* [Exercise tasks]
A. Answer these questions from the passage on Home's novels:
(i) In what year did 69 Things to do with a Dead Princess appear?
(ii) What is the narrator of Down and Out in Shoreditch and Hoxton called?
(iii) What prize did Down and Out in Shoreditch and Hoxton win for Home?
B. In the passage on Home's novels, turn the paragraph beginning "The road towards Belle de Jour continued" into a short bulleted list that keeps its main facts.
C. Carry the passage on Home's novels forward from its final sentence.

-- BEGIN Reading passage --

In his most recent two novels, Home mixes literary discussion with descriptions of (usually bizarre) sex — the combination that has long been characteristic of his fiction. But for the first time, he writes from the viewpoint of a narrator who is both first-person and female. As we shall see, this is something that he gets further and further into.

The first of these two novels was 69 Things to do with a Dead Princess (2002). In an interview, Home describes how he formed the view that “if I wrote in the first person female this would be interesting and hopefully people won’t think that it’s autobiographical”. Before adding: “Maybe what I want is a big literary hit so that I can afford the sex change I’ve always wanted.” [14] Needless to say, this second bit was tongue in cheek. The big literary hit did come, and was real, but the sex change came first and was only pretend.

In this work, Home has a character say that a writer’s production of “unreliable first-person narration” constitutes “conclusive proof” that the writer is a “proletarian post-modernist” [15], an epithet that elsewhere he proudly applies to himself [16]. One-time Situationist Alexander Trocchi’s faked autobiography ‘by’ Frank Harris is later praised as “good enough to fool all the literary experts who’d gone over the book in the five years before the hoax was revealed” [17].

In the same novel, a character bemoans the fact that while contemporary novelists who “deliberately set out to change their prose style with every book they wrote”, have managed to achieve “cult status among their fellow novelists”, they have unfortunately found that a “broad readership” proves “elusive” [18]. In writing the Belle diaries, Home consciously sought to overturn this state of affairs; and to do so without ‘selling out’.

The road towards Belle de Jour continued with his next novel, Down and Out in Shoreditch and Hoxton, completed in 2002 [19] [20] and published in 2004. The narrator is again first-person, and she is again female, but this time she is a prostitute called Eve and prostitution is the book’s major theme. She spends a lot of time debating artistic, literary, and political theory with her clients as she services them. Is this getting familiar?

Reveling in self-imposed literary restrictions, Home made every paragraph exactly 100 words long. As always, he did his research extremely well. The book is replete with images of prostitution culled from classical literary sources. These include from the supposedly autobiographical Fanny Hill (1749), which, like Belle de Jour’s diary, was also written by a man. The skill with which he wrote Down and Out won him an Arts Council Writer’s Award. There are numerous previous literary examples of men writing as female prostitutes. Home studied them in depth and his research fed more than just a novel.

-- END Reading passage --
-- BEGIN Data excerpts --

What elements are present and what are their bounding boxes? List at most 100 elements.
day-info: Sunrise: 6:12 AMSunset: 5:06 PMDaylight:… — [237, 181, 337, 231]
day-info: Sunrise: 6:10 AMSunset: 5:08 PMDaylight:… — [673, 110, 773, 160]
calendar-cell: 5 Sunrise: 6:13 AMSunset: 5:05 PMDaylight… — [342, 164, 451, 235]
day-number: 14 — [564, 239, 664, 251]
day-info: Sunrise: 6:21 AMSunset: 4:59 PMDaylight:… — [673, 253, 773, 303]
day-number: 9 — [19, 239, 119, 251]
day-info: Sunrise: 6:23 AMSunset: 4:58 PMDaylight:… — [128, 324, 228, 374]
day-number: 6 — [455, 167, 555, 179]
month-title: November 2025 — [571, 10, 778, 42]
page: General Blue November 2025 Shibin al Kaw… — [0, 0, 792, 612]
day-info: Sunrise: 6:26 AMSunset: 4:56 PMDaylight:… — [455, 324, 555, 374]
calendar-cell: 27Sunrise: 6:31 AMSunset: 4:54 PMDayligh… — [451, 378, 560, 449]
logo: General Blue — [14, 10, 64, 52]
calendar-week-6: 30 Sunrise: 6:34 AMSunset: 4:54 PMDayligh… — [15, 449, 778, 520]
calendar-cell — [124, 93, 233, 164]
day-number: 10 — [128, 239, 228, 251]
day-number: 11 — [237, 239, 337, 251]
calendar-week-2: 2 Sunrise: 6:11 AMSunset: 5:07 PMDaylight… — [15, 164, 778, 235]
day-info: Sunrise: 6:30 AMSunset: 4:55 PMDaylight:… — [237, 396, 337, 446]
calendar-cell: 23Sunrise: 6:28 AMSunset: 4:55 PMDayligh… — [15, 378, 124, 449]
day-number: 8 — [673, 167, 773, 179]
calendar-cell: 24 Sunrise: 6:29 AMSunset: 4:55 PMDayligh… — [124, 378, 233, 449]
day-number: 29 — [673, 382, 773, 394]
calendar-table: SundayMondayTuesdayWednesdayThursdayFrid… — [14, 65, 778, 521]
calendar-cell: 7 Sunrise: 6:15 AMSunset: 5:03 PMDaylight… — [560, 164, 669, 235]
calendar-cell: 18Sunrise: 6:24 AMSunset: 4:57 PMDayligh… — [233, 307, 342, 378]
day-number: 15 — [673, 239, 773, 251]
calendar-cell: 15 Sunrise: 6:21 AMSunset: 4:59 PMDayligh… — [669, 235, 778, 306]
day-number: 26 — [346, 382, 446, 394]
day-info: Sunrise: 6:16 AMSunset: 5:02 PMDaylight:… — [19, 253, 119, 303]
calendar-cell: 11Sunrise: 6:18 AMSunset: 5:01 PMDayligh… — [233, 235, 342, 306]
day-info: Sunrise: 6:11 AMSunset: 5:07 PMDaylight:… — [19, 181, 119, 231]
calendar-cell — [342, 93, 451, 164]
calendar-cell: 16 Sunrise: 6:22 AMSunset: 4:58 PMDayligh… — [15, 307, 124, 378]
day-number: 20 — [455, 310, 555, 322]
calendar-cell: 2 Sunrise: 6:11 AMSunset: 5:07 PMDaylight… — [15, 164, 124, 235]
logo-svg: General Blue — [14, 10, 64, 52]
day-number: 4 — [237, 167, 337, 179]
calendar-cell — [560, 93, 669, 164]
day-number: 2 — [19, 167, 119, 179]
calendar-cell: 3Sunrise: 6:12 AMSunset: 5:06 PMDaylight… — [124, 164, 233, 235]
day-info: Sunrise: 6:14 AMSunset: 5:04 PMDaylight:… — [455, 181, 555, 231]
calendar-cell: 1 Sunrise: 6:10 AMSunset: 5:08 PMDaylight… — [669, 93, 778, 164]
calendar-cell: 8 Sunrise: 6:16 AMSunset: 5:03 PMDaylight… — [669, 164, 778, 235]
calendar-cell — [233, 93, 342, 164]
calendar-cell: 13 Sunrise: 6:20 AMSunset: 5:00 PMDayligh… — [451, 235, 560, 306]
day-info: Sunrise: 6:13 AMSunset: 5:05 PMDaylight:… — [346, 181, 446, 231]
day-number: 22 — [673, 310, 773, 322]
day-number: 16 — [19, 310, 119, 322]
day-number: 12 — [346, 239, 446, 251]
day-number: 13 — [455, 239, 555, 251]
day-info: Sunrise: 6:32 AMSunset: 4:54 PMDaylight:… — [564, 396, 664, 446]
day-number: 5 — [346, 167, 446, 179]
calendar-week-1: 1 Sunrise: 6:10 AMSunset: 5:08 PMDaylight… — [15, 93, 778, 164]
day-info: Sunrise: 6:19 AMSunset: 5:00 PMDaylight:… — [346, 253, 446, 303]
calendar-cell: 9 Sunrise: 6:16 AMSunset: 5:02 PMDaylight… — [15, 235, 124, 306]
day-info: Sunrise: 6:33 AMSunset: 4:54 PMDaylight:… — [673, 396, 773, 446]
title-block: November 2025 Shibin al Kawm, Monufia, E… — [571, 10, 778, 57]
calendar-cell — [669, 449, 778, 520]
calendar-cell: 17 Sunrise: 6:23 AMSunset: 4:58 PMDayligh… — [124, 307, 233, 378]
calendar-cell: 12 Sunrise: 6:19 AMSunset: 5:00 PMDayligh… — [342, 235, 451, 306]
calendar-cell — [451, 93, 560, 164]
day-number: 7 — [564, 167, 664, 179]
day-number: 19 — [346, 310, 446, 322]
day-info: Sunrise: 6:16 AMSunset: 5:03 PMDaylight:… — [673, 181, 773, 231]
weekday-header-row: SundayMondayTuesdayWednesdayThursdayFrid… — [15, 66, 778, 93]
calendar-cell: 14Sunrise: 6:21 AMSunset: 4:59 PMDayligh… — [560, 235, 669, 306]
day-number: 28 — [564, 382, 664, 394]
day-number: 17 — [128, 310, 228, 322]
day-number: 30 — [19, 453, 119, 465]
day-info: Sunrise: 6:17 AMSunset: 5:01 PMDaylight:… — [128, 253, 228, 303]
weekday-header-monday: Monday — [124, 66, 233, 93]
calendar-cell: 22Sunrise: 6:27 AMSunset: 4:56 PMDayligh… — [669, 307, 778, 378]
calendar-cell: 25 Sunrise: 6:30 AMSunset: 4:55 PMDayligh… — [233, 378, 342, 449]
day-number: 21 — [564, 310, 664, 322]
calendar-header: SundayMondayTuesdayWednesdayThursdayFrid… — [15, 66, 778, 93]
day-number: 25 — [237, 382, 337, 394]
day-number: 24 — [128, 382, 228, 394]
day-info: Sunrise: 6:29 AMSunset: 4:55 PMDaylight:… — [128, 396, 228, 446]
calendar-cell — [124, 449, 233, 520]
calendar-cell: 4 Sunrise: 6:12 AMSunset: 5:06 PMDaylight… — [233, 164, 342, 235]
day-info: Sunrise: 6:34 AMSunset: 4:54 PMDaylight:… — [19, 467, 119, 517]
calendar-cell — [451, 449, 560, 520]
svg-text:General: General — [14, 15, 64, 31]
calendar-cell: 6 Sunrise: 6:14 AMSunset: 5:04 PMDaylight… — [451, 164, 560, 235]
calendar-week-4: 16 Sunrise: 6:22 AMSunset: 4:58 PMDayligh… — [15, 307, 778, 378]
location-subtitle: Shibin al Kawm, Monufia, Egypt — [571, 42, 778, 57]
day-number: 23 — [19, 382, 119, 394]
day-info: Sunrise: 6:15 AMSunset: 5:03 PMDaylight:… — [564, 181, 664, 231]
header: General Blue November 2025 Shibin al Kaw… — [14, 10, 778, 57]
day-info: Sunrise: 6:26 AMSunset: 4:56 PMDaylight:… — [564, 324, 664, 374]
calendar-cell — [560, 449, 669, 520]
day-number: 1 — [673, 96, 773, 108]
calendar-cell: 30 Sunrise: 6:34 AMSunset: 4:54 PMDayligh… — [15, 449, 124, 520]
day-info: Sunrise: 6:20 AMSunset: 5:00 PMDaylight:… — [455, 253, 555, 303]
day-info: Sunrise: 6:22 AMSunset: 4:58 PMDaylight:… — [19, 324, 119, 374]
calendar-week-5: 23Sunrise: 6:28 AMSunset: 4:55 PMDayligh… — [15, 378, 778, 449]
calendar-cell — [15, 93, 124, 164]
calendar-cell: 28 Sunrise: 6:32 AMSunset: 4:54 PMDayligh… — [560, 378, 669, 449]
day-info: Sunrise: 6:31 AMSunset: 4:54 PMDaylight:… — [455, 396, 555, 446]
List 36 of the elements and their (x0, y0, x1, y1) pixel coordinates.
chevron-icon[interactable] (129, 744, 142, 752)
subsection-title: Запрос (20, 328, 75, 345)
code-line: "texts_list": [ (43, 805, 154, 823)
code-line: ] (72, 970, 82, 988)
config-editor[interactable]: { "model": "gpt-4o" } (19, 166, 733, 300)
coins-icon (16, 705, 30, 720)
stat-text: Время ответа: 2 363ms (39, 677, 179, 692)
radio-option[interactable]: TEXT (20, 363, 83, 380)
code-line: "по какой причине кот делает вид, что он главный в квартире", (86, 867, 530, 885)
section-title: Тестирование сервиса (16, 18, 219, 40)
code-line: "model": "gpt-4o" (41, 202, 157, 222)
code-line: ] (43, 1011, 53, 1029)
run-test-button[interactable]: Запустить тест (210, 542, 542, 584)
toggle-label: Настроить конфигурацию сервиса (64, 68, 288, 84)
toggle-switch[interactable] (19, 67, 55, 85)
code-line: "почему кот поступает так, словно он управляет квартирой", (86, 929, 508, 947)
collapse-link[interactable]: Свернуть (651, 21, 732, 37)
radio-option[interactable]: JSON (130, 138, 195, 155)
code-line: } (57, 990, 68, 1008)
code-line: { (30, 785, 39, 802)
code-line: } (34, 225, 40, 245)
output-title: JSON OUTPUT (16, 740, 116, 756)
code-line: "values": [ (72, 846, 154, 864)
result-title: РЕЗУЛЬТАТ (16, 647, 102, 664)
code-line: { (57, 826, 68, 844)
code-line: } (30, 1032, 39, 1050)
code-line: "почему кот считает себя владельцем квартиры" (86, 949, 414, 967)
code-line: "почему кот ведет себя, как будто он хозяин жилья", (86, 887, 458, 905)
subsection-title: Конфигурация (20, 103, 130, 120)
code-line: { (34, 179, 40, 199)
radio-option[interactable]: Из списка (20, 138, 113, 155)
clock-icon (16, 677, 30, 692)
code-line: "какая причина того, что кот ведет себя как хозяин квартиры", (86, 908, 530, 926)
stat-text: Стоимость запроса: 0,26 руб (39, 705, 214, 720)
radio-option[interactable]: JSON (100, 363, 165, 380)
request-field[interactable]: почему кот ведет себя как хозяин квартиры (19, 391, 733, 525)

-- END Data excerpts --

* [Task responses]
A.
(i) 2002
(ii) Eve
(iii) An Arts Council Writer's Award

B.
- Next novel: Down and Out in Shoreditch and Hoxton, completed in 2002 and published in 2004
- Narrator: first-person and female again, this time a prostitute named Eve
- Major theme: prostitution
- Eve spends much time debating artistic, literary, and political theory with her clients while servicing them

C.
3) Belle is Born

Soon after, Home started work on a weblog. As a character said in Down and Out, this project “needed time to develop before being bathed in the raw light of media exposure” [21]. Late in 2003, he started publishing it at Blogspot.com, under the name ‘Belle de Jour’. The restrictions of the form were grist to his mill, and he easily walked off with the Guardian’s Best Written Weblog award at the end of 2003 [22], only a few months after he started.

Or rather, the fictional persona did.

Which is kind of ironic, given that several years before, he had once nominated his own work for the Literary Review Bad Sex Prize. To his annoyance, the organisers sent him packing with the explanation that self nomination wasn’t acceptable [23].

With the Belle weblog, Home was very, very much in his element. For 20 years, his writings have not just included books and journal articles published in the usual way, by mainstream or independent publishers. Alongside these, he has also written and published a large number of ‘samizdat’ texts, and distributed them in various ways including leaving them in radical bookshops, sending them out to people, circulating them through friends, and sticking them up on walls. Most of these have been calculated to whip up storms in certain cultural and political tea cups. Tea cups that have ranged from eco anarchism to post Situationism, from Druidism to circles alchemical. Many have been written under his own name, and a quick Google — or browse around his website — will be sufficient to illustrate both the range of his operations and the level of his commitment [24].

Others, however, have been pseudonymous; and others still have been anonymous. One can mention for example, Home’s pamphlet Crown against Concubine, designed to stir up trouble in ‘conspiracy theory’ circles of both left and right. Or material supposedly written by eco anarcho fascists, written to provoke both green anarchists and neo fascists. Or the Wombat 92 document, mailed anonymously to various left-wing individuals with different conceptions of anti fascism, and which lavished praise on one of the individuals with whom Home has had a long-running feud. Or stickers in a graphical style copied from the neo-Nazi BNP, supposedly printed by simultaneous admirers of Satan, Christ, and Marx [25].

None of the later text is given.